Write out the data below exactly as given, without any of its pictures.

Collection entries

==*==

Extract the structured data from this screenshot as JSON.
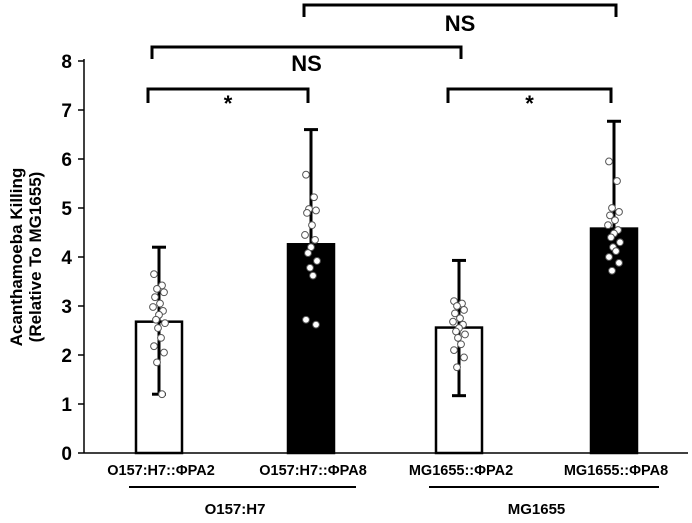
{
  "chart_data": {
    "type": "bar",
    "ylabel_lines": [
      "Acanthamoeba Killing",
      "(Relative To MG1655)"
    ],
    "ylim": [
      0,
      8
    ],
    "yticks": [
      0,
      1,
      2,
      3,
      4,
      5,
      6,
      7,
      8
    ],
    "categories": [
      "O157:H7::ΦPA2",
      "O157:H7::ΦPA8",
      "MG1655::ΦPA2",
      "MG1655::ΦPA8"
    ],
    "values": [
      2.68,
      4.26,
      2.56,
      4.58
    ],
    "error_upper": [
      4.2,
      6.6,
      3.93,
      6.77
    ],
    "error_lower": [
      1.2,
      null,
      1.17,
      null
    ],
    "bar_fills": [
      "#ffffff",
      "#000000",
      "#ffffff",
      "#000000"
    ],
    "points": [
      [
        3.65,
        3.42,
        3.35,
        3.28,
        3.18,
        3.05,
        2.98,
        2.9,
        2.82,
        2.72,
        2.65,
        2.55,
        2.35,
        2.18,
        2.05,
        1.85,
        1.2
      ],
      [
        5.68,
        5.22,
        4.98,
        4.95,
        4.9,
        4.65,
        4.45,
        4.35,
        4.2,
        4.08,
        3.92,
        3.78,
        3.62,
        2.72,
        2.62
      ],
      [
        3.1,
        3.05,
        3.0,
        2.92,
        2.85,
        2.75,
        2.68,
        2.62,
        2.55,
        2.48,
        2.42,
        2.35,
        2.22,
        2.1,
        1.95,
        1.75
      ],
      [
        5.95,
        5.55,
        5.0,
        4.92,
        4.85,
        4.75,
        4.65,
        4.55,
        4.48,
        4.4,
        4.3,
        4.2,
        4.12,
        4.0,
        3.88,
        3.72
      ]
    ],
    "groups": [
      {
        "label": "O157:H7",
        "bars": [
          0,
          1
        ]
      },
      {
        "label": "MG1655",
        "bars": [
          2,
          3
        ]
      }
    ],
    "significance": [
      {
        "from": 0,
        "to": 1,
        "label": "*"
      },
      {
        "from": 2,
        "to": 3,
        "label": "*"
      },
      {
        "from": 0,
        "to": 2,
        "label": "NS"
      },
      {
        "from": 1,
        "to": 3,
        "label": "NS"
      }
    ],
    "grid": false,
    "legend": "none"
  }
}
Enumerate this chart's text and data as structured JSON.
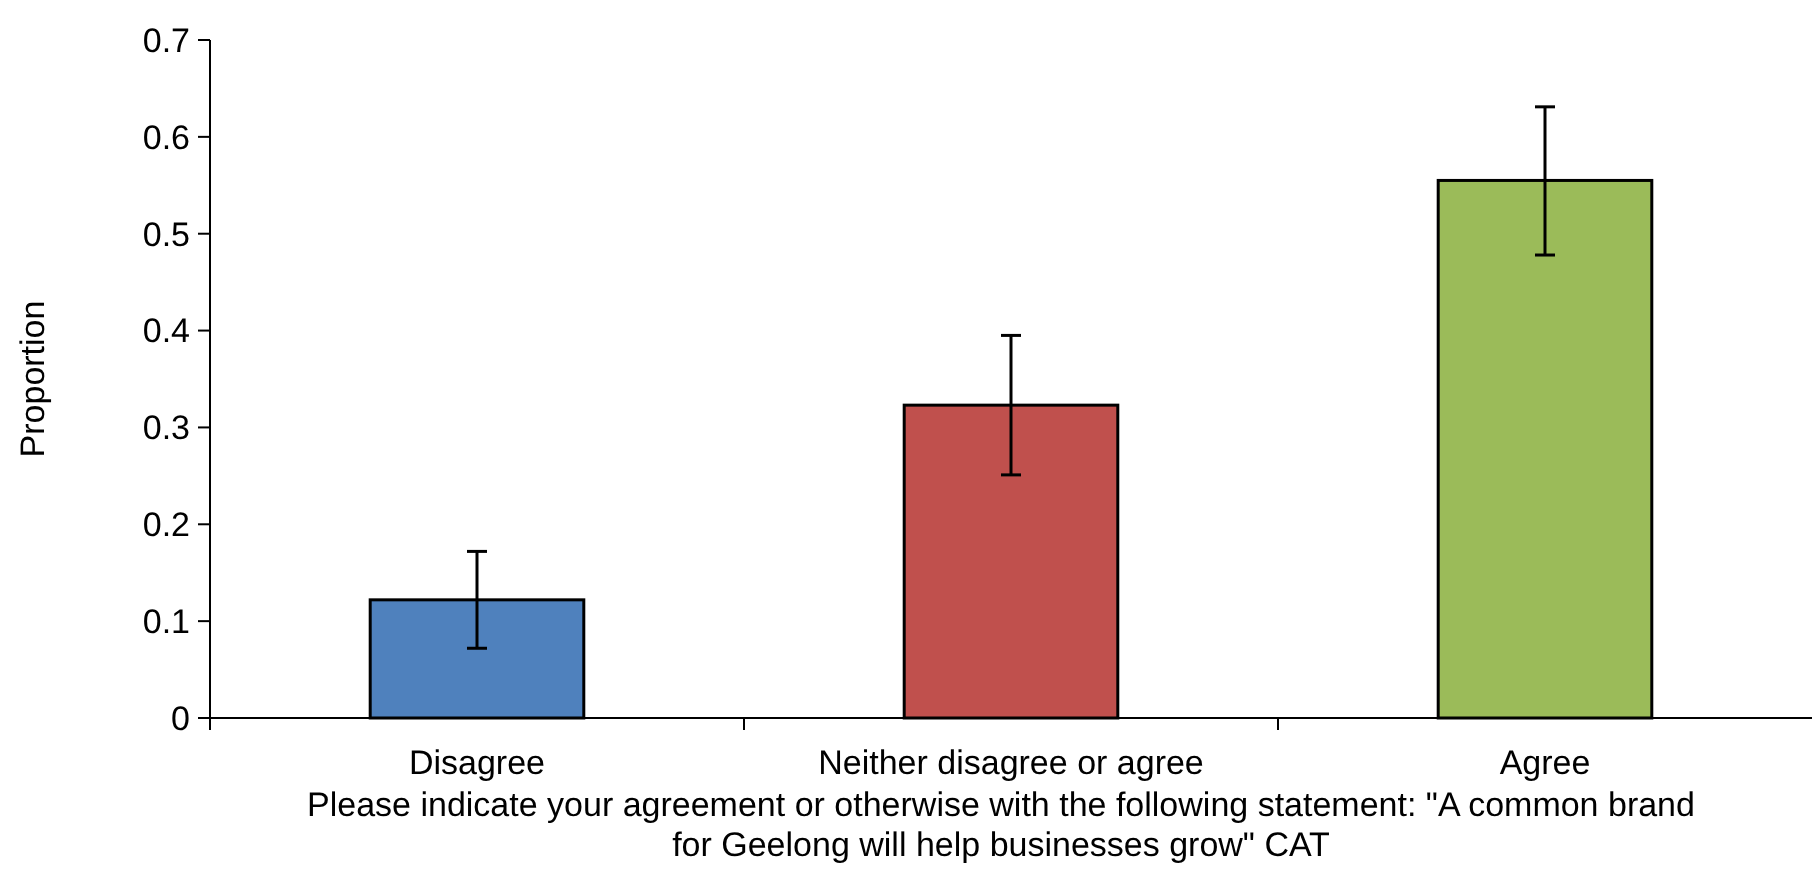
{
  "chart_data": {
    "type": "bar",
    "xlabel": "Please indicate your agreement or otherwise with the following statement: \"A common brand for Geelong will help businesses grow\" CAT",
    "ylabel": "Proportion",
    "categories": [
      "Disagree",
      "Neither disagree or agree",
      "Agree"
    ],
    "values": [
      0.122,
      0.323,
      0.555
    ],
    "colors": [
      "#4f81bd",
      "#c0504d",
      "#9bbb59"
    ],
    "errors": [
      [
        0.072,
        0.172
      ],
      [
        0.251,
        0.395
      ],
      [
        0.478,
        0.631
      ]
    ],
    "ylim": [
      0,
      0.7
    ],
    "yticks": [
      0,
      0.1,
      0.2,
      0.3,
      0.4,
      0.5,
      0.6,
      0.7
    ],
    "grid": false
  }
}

==*==

#### [Output for this task]
Extract the structured data from this screenshot as JSON.
{
  "chart_data": {
    "type": "bar",
    "ylabel_lines": [
      "Acanthamoeba Killing",
      "(Relative To MG1655)"
    ],
    "ylim": [
      0,
      8
    ],
    "yticks": [
      0,
      1,
      2,
      3,
      4,
      5,
      6,
      7,
      8
    ],
    "categories": [
      "O157:H7::ΦPA2",
      "O157:H7::ΦPA8",
      "MG1655::ΦPA2",
      "MG1655::ΦPA8"
    ],
    "values": [
      2.68,
      4.26,
      2.56,
      4.58
    ],
    "error_upper": [
      4.2,
      6.6,
      3.93,
      6.77
    ],
    "error_lower": [
      1.2,
      null,
      1.17,
      null
    ],
    "bar_fills": [
      "#ffffff",
      "#000000",
      "#ffffff",
      "#000000"
    ],
    "points": [
      [
        3.65,
        3.42,
        3.35,
        3.28,
        3.18,
        3.05,
        2.98,
        2.9,
        2.82,
        2.72,
        2.65,
        2.55,
        2.35,
        2.18,
        2.05,
        1.85,
        1.2
      ],
      [
        5.68,
        5.22,
        4.98,
        4.95,
        4.9,
        4.65,
        4.45,
        4.35,
        4.2,
        4.08,
        3.92,
        3.78,
        3.62,
        2.72,
        2.62
      ],
      [
        3.1,
        3.05,
        3.0,
        2.92,
        2.85,
        2.75,
        2.68,
        2.62,
        2.55,
        2.48,
        2.42,
        2.35,
        2.22,
        2.1,
        1.95,
        1.75
      ],
      [
        5.95,
        5.55,
        5.0,
        4.92,
        4.85,
        4.75,
        4.65,
        4.55,
        4.48,
        4.4,
        4.3,
        4.2,
        4.12,
        4.0,
        3.88,
        3.72
      ]
    ],
    "groups": [
      {
        "label": "O157:H7",
        "bars": [
          0,
          1
        ]
      },
      {
        "label": "MG1655",
        "bars": [
          2,
          3
        ]
      }
    ],
    "significance": [
      {
        "from": 0,
        "to": 1,
        "label": "*"
      },
      {
        "from": 2,
        "to": 3,
        "label": "*"
      },
      {
        "from": 0,
        "to": 2,
        "label": "NS"
      },
      {
        "from": 1,
        "to": 3,
        "label": "NS"
      }
    ],
    "grid": false,
    "legend": "none"
  }
}
Enumerate this chart's text and data as structured JSON.
{
  "chart_data": {
    "type": "bar",
    "xlabel": "Please indicate your agreement or otherwise with the following statement: \"A common brand for Geelong will help businesses grow\" CAT",
    "ylabel": "Proportion",
    "categories": [
      "Disagree",
      "Neither disagree or agree",
      "Agree"
    ],
    "values": [
      0.122,
      0.323,
      0.555
    ],
    "colors": [
      "#4f81bd",
      "#c0504d",
      "#9bbb59"
    ],
    "errors": [
      [
        0.072,
        0.172
      ],
      [
        0.251,
        0.395
      ],
      [
        0.478,
        0.631
      ]
    ],
    "ylim": [
      0,
      0.7
    ],
    "yticks": [
      0,
      0.1,
      0.2,
      0.3,
      0.4,
      0.5,
      0.6,
      0.7
    ],
    "grid": false
  }
}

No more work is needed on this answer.